Problem description: Check every line below for the word "Pimpinan" and copy each one that has it.

Data records
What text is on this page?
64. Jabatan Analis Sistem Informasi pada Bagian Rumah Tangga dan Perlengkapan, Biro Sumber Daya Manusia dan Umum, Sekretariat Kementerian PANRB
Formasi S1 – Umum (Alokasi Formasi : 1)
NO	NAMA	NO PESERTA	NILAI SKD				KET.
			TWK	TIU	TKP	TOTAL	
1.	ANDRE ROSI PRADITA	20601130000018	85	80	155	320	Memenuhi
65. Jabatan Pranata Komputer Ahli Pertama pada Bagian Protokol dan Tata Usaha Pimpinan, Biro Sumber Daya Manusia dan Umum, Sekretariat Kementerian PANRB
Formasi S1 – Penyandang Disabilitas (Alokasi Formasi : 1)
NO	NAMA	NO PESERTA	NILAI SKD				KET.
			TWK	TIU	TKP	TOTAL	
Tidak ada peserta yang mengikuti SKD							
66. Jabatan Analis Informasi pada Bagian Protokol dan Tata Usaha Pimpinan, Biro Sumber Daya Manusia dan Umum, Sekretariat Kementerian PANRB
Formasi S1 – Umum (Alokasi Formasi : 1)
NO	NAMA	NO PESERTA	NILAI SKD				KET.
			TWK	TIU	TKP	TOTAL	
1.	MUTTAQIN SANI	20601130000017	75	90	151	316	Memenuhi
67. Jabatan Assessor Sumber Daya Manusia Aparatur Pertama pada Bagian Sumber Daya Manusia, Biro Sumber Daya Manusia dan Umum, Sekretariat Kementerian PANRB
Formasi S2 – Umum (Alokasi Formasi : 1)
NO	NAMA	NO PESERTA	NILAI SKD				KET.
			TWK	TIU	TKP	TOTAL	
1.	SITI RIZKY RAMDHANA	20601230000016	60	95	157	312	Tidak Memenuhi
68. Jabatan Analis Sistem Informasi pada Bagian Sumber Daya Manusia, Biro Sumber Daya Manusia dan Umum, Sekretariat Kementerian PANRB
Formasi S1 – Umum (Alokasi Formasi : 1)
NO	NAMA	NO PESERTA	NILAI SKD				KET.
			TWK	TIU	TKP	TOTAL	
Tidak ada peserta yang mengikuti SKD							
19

Response to this task:
65. Jabatan Pranata Komputer Ahli Pertama pada Bagian Protokol dan Tata Usaha Pimpinan, Biro Sumber Daya Manusia dan Umum, Sekretariat Kementerian PANRB
66. Jabatan Analis Informasi pada Bagian Protokol dan Tata Usaha Pimpinan, Biro Sumber Daya Manusia dan Umum, Sekretariat Kementerian PANRB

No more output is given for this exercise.